__OPDRACHTEN__.
1 – Op welke datum vond volgens de uitspraak over de nareiszaak het onderzoek ter zitting plaats?
2 – Noem alle volledige datums met dag, maand en jaar die in de uitspraak over de nareiszaak voorkomen, elke datum één keer.
3 – Schrijf de uitspraak over de nareiszaak verder vanaf de laatste zin die getoond wordt.
#### TEKST ####
ECLI:NL:RBDHA:2016:6756

Rechtbank Den Haag

Datum uitspraak
3 juni 2016
Publicatiedatum
16 juni 2016
Zaaknummer
16/7482
Instantie
Rechtbank Den Haag
Type
Uitspraak
Procedures
  • Voorlopige voorziening
Rechters
Vindplaatsen
  • Rechtspraak.nl
AI samenvatting door LexboostAutomatisch gegenereerd

Toewijzing voorlopige voorziening voor Syrische verzoekster in nareiszaak

In deze zaak verzoekt een Syrische verzoekster om een machtiging tot voorlopig verblijf (mvv) voor nareis vanuit Turkije, waar zij samen met haar moeder en zus verblijft. Haar vader, broer en twee zussen zijn al in Nederland en hebben een verblijfsvergunning. De mvv van de verzoekster wordt geweigerd op basis van de veronderstelling dat de gezinsband verbroken is, omdat zij volgens de informatie op haar LinkedIn-pagina in staat zou zijn om in haar eigen onderhoud te voorzien. De verzoekster betwist deze claim en stelt dat zij volledig afhankelijk is van haar ouders en alleen vrijwilligerswerk heeft verricht. De voorzieningenrechter oordeelt dat de weigering van de mvv onterecht is, omdat de verzoekster consistent bewijs heeft geleverd van haar afhankelijkheid en de informatie op LinkedIn niet voldoende is om de gezinsband als verbroken te beschouwen. De voorzieningenrechter wijst het verzoek om een voorlopige voorziening toe, zodat de verzoekster als ware zij in het bezit van een mvv wordt behandeld, tot zes weken na de beslissing op bezwaar. Tevens wordt verweerder veroordeeld tot vergoeding van het griffierecht en de proceskosten van de verzoekster.

Uitspraak

RECHTBANK DEN HAAG

Zittingsplaats Utrecht
Bestuursrecht
zaaknummer: AWB 16/7482

uitspraak van de voorzieningenrechter van 3 juni 2016 in de zaak tussen

[verzoekster] ,geboren op [1988] , van Syrische nationaliteit, verzoekster
(gemachtigde: mr. R. Hijma),
en

de Staatssecretaris van Veiligheid en Justitie, verweerder

(gemachtigde: mr. A. Hadfy-Kovacs).

Procesverloop

Bij besluit van 25 maart 2016 (het primaire besluit) heeft verweerder de aanvraag van verzoekster tot het verlenen van een machtiging tot voorlopig verblijf (mvv) afgewezen.
Verzoekster heeft tegen het primaire besluit bezwaar gemaakt. Zij heeft de voorzieningenrechter verzocht om een voorlopige voorziening te treffen.
Het onderzoek ter zitting heeft plaatsgevonden op 19 mei 2016. Verzoekster heeft zich laten vertegenwoordigen door haar gemachtigde. Verder is verschenen [vader] , de vader van verzoekster (hoofdpersoon), [broer] , de broer van verzoekster, en [zus 1] en [zus 2] , zussen van verzoekster. Als tolk is verschenen H.B. Bounaija. Verweerder heeft zich laten vertegenwoordigen door zijn gemachtigde.
#### AANGELEVERDE GEGEVENS ####
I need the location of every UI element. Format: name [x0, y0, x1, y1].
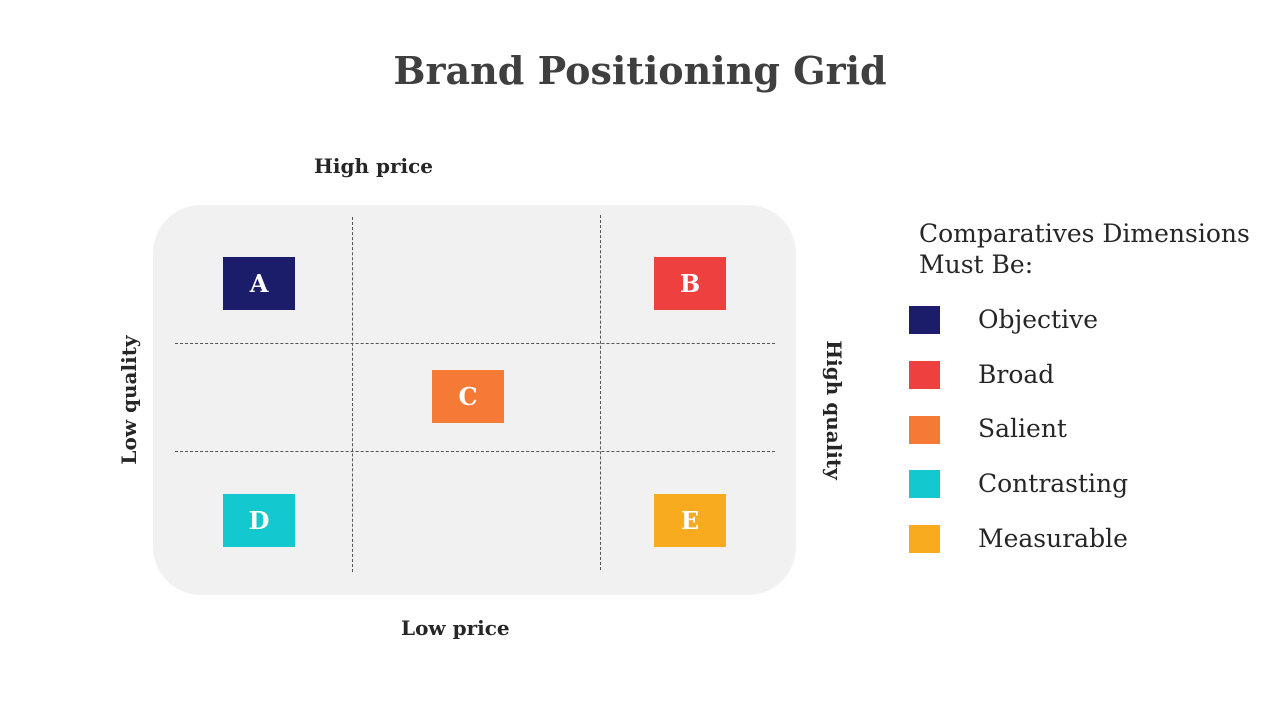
####
__DE ANTWOORDEN__.
1 – 19 mei 2016

2 – 3 juni 2016, 16 juni 2016, 25 maart 2016, 19 mei 2016

3 –
Overwegingen

Het oordeel van de voorzieningenrechter heeft een voorlopig karakter en bindt de rechtbank in een (eventuele) bodemprocedure niet.
Indien voorafgaand aan een mogelijk beroep bij de rechtbank tegen een besluit bezwaar is gemaakt, kan de voorzieningenrechter van de rechtbank die bevoegd kan worden in de hoofdzaak, ingevolge artikel 8:81, eerste lid, Algemene wet bestuursrecht (Awb) op verzoek een voorlopige voorziening treffen indien onverwijlde spoed, gelet op de betrokken belangen, dat vereist. Hierbij dient de voorzieningenrechter, op basis van de stukken in het dossier, het standpunt van verweerder ter zitting en de gronden van bezwaar, in te schatten hoe de beslissing op bezwaar zal komen te luiden.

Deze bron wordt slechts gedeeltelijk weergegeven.